→ **Work instructions**: Give back every line exactly as it appears, pictures excluded.
--*--
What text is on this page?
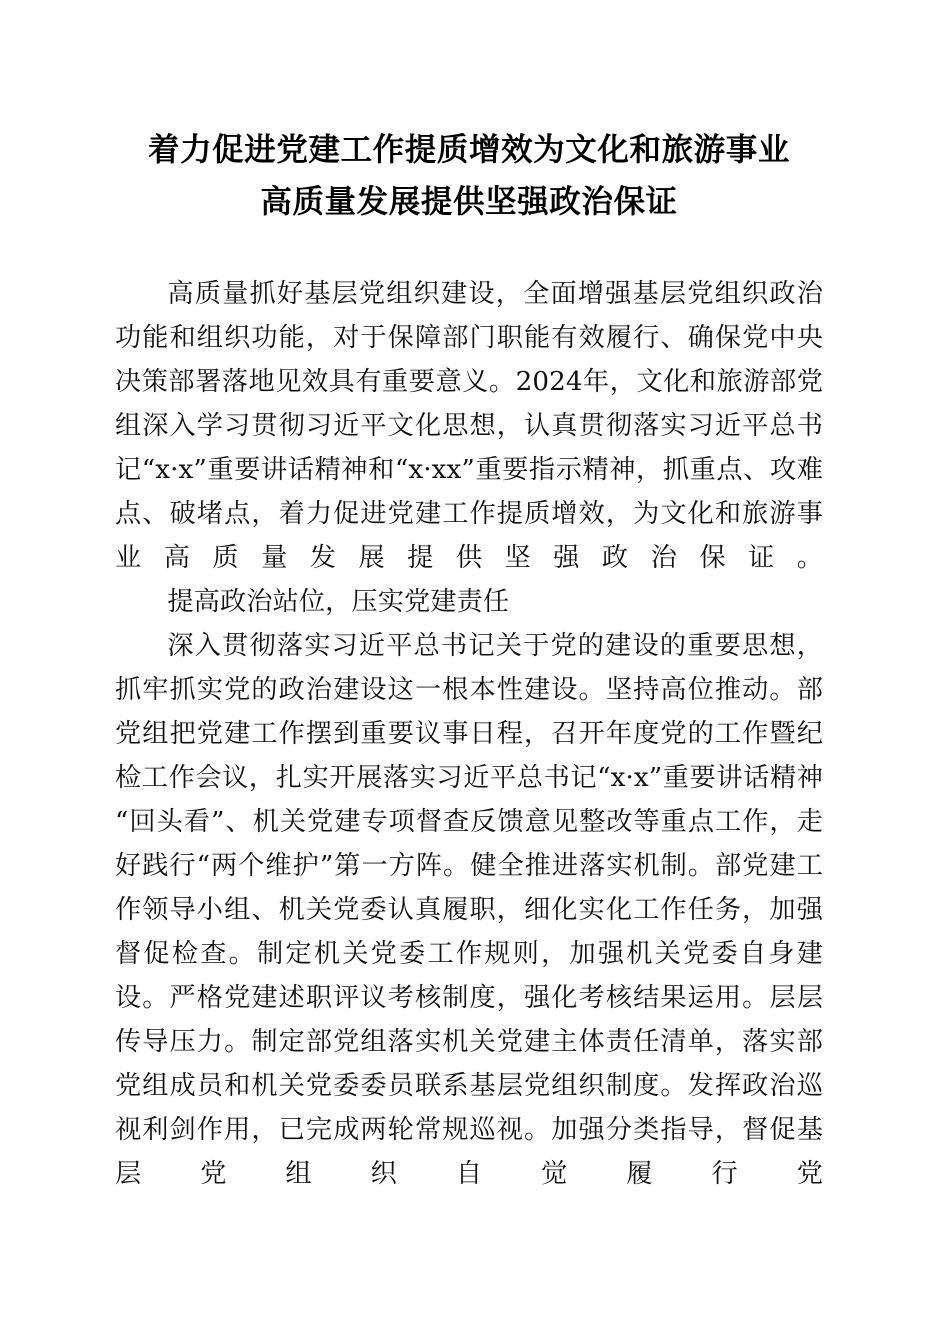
着力促进党建工作提质增效为文化和旅游事业
高质量发展提供坚强政治保证

高质量抓好基层党组织建设，全面增强基层党组织政治功能和组织功能，对于保障部门职能有效履行、确保党中央决策部署落地见效具有重要意义。2024年，文化和旅游部党组深入学习贯彻习近平文化思想，认真贯彻落实习近平总书记“x·x”重要讲话精神和“x·xx”重要指示精神，抓重点、攻难点、破堵点，着力促进党建工作提质增效，为文化和旅游事业高质量发展提供坚强政治保证。

提高政治站位，压实党建责任

深入贯彻落实习近平总书记关于党的建设的重要思想，抓牢抓实党的政治建设这一根本性建设。坚持高位推动。部党组把党建工作摆到重要议事日程，召开年度党的工作暨纪检工作会议，扎实开展落实习近平总书记“x·x”重要讲话精神“回头看”、机关党建专项督查反馈意见整改等重点工作，走好践行“两个维护”第一方阵。健全推进落实机制。部党建工作领导小组、机关党委认真履职，细化实化工作任务，加强督促检查。制定机关党委工作规则，加强机关党委自身建设。严格党建述职评议考核制度，强化考核结果运用。层层传导压力。制定部党组落实机关党建主体责任清单，落实部党组成员和机关党委委员联系基层党组织制度。发挥政治巡视利剑作用，已完成两轮常规巡视。加强分类指导，督促基层党组织自觉履行党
--*--
→ **Task solution**:
What text is on this page?
着力促进党建工作提质增效为文化和旅游事业
高质量发展提供坚强政治保证

高质量抓好基层党组织建设，全面增强基层党组织政治功能和组织功能，对于保障部门职能有效履行、确保党中央决策部署落地见效具有重要意义。2024年，文化和旅游部党组深入学习贯彻习近平文化思想，认真贯彻落实习近平总书记“x·x”重要讲话精神和“x·xx”重要指示精神，抓重点、攻难点、破堵点，着力促进党建工作提质增效，为文化和旅游事业高质量发展提供坚强政治保证。

提高政治站位，压实党建责任

深入贯彻落实习近平总书记关于党的建设的重要思想，抓牢抓实党的政治建设这一根本性建设。坚持高位推动。部党组把党建工作摆到重要议事日程，召开年度党的工作暨纪检工作会议，扎实开展落实习近平总书记“x·x”重要讲话精神“回头看”、机关党建专项督查反馈意见整改等重点工作，走好践行“两个维护”第一方阵。健全推进落实机制。部党建工作领导小组、机关党委认真履职，细化实化工作任务，加强督促检查。制定机关党委工作规则，加强机关党委自身建设。严格党建述职评议考核制度，强化考核结果运用。层层传导压力。制定部党组落实机关党建主体责任清单，落实部党组成员和机关党委委员联系基层党组织制度。发挥政治巡视利剑作用，已完成两轮常规巡视。加强分类指导，督促基层党组织自觉履行党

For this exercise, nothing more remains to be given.